| TASK TO CARRY OUT |
Scan the lines and state how many carry "value". Leave out everything but the number.

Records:
BEGIN

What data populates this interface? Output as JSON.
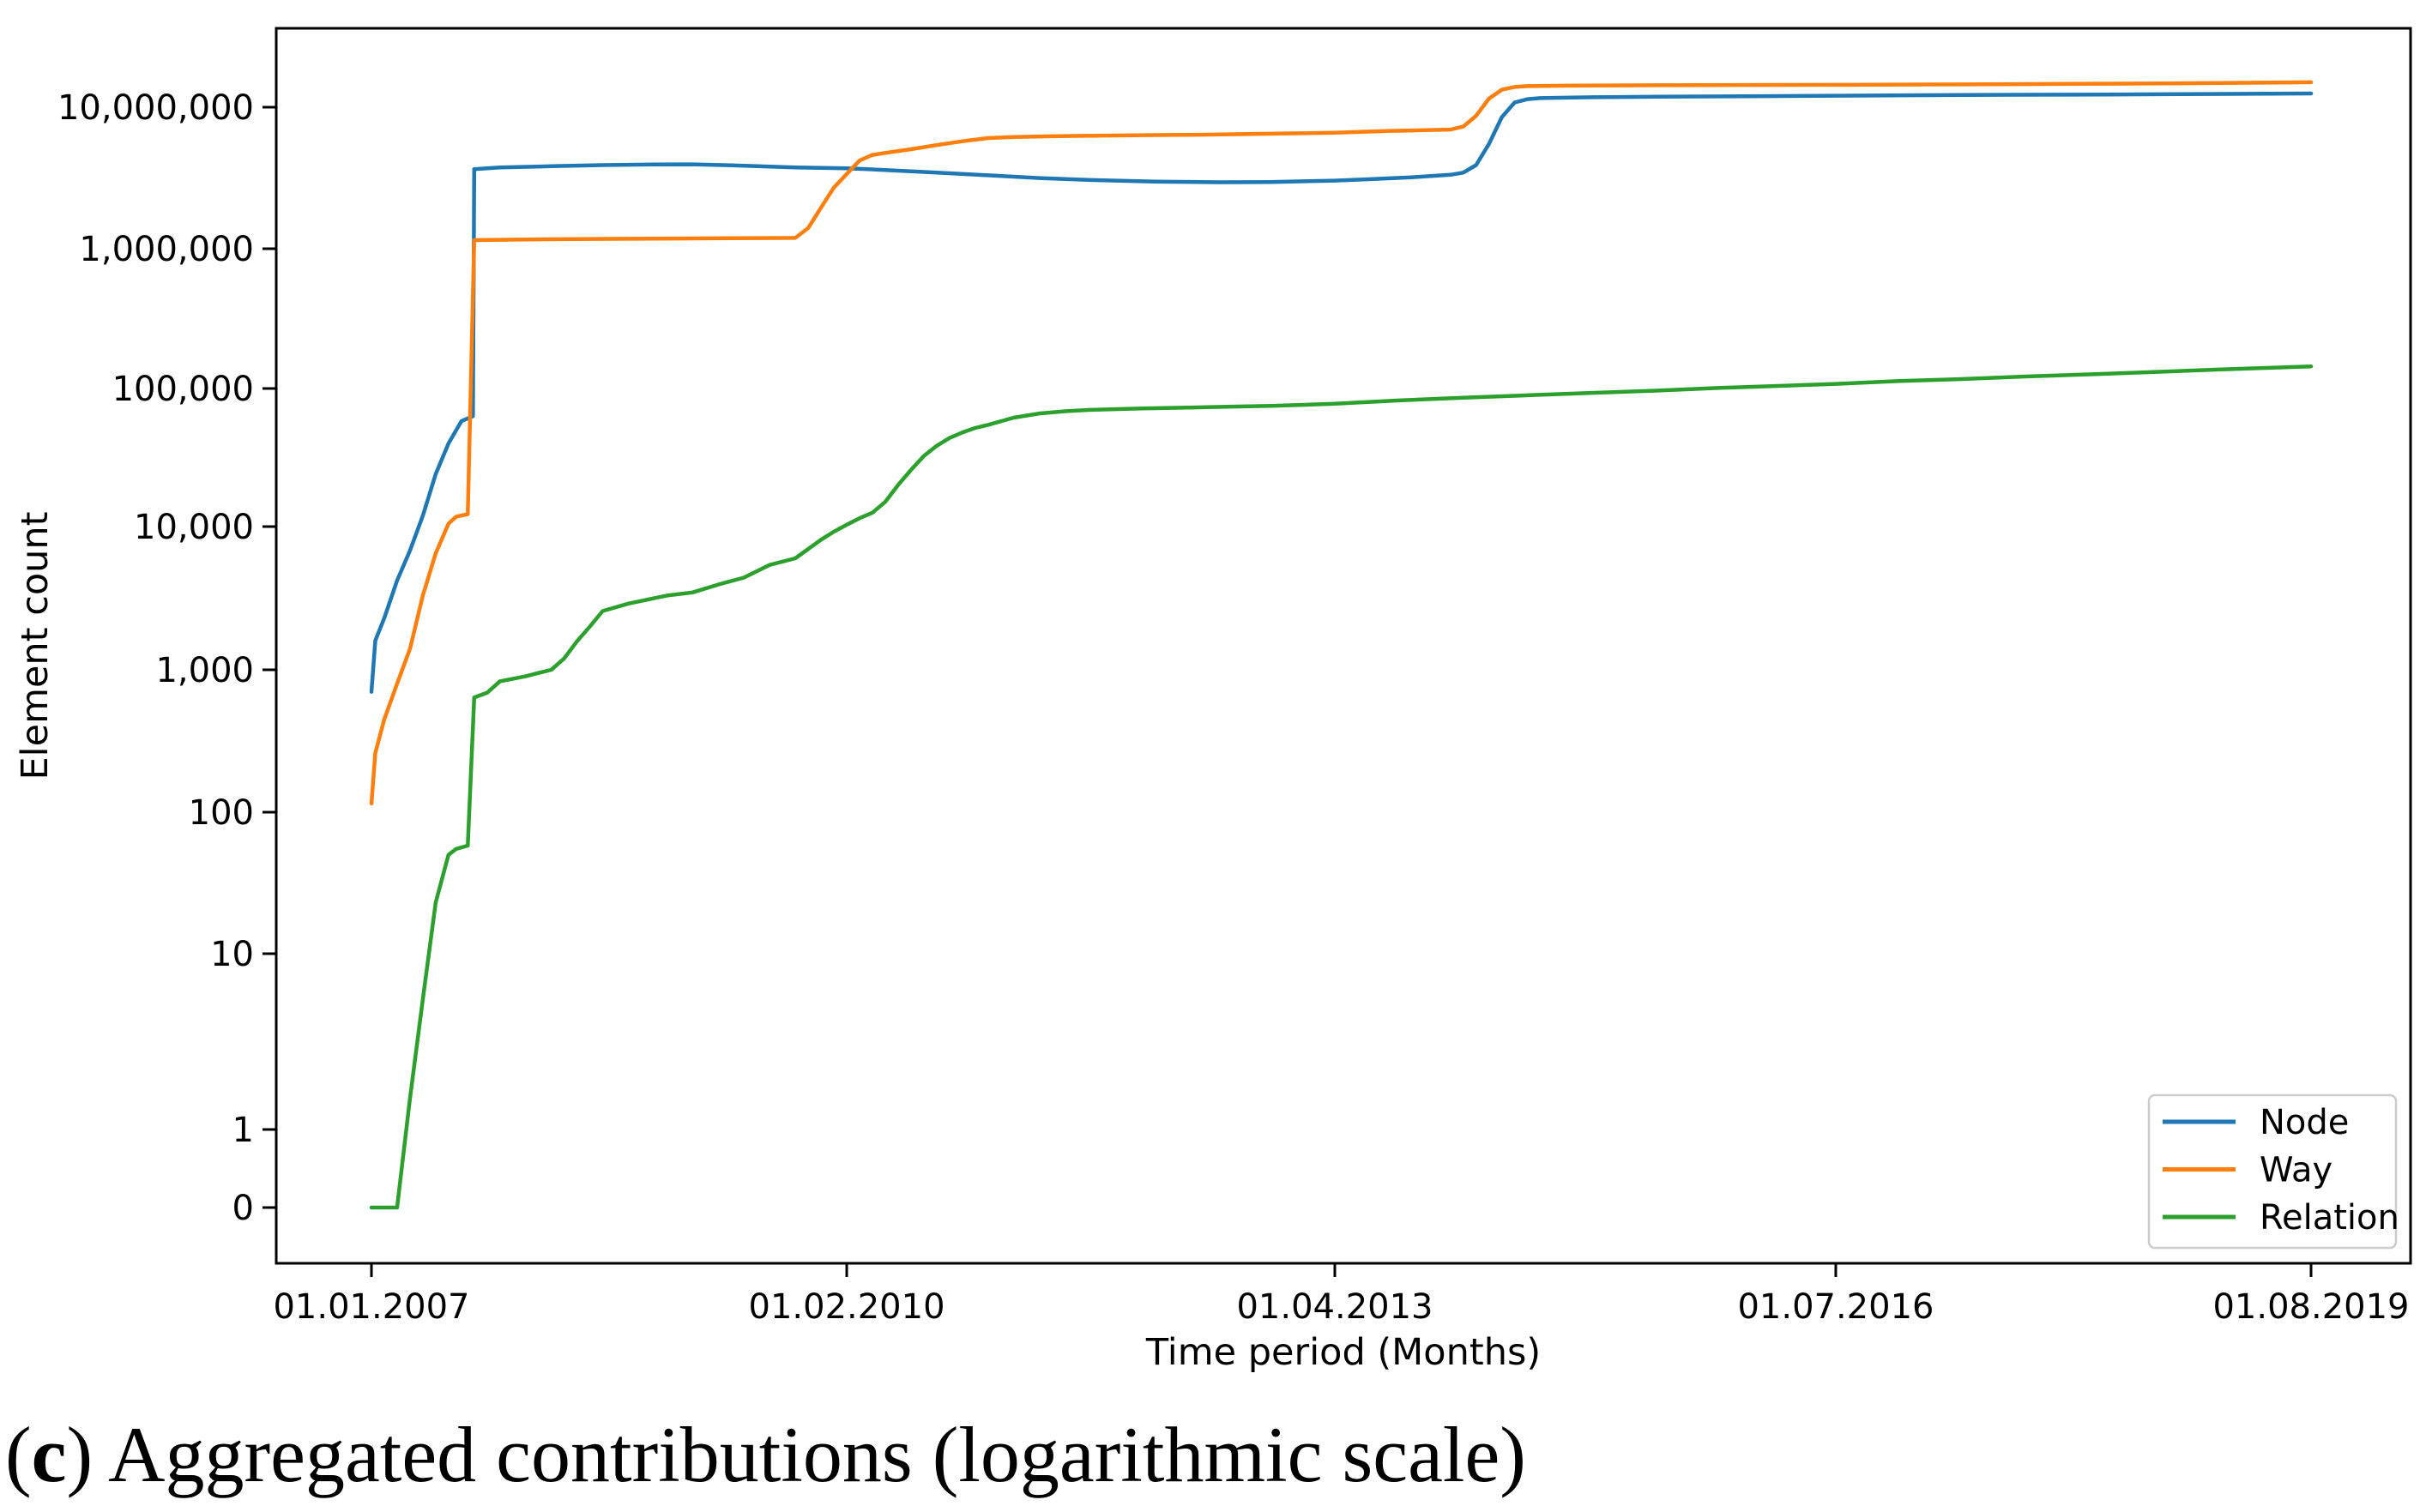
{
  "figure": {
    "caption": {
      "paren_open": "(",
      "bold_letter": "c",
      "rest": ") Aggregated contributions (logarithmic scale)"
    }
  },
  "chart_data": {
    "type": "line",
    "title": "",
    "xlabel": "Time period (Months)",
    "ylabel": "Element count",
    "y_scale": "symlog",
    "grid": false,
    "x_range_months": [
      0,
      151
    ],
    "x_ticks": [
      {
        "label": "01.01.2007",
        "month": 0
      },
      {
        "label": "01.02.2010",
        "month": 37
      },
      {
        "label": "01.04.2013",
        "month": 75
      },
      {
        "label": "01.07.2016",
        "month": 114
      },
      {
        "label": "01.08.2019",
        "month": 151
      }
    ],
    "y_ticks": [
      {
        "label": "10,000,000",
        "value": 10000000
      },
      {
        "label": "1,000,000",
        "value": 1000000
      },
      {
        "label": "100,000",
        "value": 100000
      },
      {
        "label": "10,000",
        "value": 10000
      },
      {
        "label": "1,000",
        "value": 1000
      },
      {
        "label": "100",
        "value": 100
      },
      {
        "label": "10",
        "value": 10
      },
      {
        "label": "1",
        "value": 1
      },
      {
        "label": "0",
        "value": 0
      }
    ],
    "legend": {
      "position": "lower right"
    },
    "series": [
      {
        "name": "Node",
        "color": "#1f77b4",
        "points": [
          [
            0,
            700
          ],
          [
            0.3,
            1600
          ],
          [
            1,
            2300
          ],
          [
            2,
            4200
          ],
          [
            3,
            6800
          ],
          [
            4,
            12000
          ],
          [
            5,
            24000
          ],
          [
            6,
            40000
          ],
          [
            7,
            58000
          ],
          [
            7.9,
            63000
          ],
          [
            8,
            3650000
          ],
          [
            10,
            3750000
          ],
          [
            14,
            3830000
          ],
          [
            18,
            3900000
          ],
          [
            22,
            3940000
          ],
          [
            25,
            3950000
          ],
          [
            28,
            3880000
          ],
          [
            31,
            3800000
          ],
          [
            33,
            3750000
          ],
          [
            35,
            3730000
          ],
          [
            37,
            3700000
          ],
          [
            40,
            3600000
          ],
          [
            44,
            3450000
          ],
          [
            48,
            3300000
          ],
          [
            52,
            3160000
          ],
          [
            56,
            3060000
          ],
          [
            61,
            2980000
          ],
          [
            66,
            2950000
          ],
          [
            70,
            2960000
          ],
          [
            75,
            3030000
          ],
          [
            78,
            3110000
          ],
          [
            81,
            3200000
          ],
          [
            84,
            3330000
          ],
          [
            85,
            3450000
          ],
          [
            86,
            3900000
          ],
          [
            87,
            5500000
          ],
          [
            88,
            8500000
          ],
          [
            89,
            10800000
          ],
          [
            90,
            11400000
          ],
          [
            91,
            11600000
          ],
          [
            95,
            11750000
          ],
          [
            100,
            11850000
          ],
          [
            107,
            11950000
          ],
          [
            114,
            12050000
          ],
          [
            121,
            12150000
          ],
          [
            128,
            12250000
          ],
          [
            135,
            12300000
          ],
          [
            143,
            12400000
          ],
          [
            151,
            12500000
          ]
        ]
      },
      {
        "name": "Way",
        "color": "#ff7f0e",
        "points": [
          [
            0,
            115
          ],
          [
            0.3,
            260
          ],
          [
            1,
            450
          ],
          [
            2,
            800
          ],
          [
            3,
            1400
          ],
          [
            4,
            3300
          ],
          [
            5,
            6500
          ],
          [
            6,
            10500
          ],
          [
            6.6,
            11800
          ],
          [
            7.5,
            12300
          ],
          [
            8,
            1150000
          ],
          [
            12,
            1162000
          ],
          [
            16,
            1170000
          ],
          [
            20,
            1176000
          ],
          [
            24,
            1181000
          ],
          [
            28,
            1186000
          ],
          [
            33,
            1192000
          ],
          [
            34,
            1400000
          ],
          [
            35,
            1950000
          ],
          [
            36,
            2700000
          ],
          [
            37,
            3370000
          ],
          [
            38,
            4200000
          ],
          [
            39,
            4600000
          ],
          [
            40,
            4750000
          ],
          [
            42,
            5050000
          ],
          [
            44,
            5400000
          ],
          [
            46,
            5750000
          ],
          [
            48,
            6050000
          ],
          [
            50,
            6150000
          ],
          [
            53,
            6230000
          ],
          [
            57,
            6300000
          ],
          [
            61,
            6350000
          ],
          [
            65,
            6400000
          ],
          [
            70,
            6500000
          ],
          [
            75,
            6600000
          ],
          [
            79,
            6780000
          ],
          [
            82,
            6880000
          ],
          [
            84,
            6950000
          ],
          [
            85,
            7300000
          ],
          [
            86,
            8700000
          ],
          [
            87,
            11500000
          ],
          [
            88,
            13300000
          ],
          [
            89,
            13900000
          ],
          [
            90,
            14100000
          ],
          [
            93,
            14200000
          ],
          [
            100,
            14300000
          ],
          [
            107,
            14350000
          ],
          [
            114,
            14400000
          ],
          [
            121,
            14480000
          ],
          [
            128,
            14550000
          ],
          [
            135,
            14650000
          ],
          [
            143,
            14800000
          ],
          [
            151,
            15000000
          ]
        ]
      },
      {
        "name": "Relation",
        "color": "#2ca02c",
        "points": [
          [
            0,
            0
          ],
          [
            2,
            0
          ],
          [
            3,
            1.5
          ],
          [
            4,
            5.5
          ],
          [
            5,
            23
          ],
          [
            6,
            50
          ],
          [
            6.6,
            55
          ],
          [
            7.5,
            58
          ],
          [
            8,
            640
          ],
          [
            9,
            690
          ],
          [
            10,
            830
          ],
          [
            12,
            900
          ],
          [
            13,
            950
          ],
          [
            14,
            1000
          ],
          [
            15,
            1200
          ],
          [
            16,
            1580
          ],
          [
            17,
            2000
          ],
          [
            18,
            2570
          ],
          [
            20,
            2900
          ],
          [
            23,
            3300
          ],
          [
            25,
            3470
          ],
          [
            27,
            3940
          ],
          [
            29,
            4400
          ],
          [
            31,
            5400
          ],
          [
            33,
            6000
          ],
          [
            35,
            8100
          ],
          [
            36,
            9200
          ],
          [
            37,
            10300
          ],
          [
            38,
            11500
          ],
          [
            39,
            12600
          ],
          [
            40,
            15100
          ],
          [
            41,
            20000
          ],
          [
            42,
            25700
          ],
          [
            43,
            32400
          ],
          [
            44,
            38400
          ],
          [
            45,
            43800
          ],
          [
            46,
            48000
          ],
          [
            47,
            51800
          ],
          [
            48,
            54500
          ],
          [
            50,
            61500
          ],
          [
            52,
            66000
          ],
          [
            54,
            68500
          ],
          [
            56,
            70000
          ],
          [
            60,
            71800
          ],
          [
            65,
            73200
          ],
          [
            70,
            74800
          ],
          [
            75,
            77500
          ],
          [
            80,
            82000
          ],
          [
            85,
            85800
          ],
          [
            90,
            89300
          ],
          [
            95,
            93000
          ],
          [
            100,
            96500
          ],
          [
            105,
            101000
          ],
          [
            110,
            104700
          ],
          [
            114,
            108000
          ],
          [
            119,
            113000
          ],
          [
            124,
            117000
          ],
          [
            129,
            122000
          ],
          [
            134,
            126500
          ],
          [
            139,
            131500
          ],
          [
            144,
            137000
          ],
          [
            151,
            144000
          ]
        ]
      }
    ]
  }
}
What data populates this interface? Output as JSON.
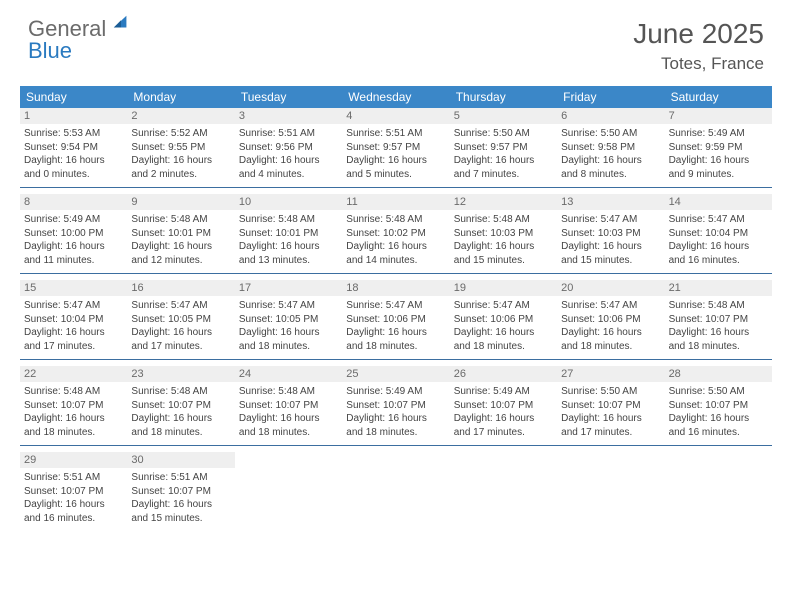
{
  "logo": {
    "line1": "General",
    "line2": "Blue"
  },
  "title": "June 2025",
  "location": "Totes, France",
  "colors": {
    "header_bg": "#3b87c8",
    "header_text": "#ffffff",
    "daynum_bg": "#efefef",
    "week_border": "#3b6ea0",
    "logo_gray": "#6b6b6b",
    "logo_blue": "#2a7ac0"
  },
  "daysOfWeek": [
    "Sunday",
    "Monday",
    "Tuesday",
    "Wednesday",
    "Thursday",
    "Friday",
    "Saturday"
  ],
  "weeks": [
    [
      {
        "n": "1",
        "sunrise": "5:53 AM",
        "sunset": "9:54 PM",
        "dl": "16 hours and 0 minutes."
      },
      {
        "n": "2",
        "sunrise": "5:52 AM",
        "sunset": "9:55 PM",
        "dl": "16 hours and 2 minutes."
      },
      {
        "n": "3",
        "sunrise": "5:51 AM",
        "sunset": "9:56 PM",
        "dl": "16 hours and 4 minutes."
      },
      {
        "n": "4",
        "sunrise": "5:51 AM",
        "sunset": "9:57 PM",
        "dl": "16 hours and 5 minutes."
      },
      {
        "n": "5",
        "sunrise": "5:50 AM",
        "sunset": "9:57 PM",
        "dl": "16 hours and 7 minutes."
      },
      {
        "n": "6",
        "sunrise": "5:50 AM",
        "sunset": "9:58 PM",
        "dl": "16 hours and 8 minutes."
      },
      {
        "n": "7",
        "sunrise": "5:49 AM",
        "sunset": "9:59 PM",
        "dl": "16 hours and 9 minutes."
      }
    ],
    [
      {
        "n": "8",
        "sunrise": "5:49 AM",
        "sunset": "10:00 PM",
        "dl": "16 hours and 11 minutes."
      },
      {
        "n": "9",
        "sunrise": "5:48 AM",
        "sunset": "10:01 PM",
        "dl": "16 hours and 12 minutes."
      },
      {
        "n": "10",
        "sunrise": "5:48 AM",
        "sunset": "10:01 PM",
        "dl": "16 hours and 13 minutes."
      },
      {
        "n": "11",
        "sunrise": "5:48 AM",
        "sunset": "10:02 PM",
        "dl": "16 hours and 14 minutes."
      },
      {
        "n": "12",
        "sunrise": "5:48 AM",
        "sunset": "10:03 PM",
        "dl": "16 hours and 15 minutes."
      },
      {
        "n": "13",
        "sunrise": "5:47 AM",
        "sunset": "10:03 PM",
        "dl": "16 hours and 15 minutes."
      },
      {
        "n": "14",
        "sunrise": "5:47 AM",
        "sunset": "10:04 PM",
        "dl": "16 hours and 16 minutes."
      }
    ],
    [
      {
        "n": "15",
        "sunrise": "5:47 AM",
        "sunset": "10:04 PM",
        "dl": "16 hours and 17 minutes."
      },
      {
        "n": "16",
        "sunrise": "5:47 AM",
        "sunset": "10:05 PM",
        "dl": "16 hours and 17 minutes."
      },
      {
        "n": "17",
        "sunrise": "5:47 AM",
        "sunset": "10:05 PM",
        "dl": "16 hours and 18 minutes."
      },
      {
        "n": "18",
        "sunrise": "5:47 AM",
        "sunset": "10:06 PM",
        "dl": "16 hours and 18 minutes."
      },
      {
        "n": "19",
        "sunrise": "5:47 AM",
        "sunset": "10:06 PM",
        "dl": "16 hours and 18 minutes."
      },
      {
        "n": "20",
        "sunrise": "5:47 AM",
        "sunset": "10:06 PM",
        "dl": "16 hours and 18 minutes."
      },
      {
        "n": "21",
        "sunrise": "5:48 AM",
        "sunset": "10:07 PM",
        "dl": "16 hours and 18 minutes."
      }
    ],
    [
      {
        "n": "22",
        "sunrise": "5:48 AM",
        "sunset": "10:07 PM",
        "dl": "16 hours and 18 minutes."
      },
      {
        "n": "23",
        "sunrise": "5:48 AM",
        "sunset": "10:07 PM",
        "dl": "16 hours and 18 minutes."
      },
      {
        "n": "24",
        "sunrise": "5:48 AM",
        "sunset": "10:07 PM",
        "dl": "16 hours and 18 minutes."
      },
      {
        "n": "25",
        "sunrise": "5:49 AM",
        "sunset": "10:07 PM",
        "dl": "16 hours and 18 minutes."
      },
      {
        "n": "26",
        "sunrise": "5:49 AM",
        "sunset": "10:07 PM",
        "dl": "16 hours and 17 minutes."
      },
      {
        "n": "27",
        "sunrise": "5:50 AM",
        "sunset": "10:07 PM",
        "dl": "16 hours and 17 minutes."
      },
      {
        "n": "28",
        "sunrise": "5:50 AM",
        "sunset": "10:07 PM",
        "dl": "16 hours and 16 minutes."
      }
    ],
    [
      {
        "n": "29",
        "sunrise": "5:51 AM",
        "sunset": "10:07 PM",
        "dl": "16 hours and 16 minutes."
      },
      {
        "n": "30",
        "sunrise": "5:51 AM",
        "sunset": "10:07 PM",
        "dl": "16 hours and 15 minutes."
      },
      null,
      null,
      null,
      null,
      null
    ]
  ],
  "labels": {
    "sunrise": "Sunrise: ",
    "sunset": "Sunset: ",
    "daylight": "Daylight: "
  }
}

END

| THE OUTPUT |
9